◆ **Directions**
Take every line from the material that has the word "title" in it.

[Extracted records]

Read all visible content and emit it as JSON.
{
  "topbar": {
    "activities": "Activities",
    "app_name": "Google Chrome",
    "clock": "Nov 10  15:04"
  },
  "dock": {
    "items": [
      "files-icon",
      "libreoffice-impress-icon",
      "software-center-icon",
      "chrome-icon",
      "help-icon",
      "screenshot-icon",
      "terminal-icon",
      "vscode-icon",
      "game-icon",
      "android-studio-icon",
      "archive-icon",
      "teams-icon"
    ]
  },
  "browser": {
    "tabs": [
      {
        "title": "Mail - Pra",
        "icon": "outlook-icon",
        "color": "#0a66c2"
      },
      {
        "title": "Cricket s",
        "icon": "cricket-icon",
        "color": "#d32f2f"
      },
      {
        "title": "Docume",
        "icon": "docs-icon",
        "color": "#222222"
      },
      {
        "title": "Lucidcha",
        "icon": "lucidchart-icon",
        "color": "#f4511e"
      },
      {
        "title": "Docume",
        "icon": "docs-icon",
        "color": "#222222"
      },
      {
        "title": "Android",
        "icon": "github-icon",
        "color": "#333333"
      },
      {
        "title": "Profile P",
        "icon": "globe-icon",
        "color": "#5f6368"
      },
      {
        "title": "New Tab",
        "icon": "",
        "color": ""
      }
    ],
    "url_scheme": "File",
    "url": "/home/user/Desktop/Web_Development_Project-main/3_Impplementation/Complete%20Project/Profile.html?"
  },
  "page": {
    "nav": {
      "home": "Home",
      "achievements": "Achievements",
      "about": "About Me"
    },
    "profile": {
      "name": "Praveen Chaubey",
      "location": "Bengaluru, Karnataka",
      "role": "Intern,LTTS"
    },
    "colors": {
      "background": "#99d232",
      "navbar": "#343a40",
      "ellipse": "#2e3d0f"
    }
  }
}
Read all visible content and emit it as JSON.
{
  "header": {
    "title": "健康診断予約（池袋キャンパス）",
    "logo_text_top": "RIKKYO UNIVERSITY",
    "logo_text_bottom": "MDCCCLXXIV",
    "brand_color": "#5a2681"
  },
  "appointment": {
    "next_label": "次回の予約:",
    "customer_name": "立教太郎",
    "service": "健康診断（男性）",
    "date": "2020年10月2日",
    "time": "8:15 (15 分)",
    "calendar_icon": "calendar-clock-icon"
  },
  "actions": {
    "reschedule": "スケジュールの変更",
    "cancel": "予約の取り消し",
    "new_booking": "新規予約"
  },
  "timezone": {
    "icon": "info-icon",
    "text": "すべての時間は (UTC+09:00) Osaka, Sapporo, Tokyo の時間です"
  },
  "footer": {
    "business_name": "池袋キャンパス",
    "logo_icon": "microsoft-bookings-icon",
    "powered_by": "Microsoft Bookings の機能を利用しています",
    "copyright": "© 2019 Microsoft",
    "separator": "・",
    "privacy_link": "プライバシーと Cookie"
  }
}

◆ **Answer for the task**
        "title": "Mail - Pra",
        "title": "Cricket s",
        "title": "Docume",
        "title": "Lucidcha",
        "title": "Docume",
        "title": "Android",
        "title": "Profile P",
        "title": "New Tab",
    "title": "健康診断予約（池袋キャンパス）",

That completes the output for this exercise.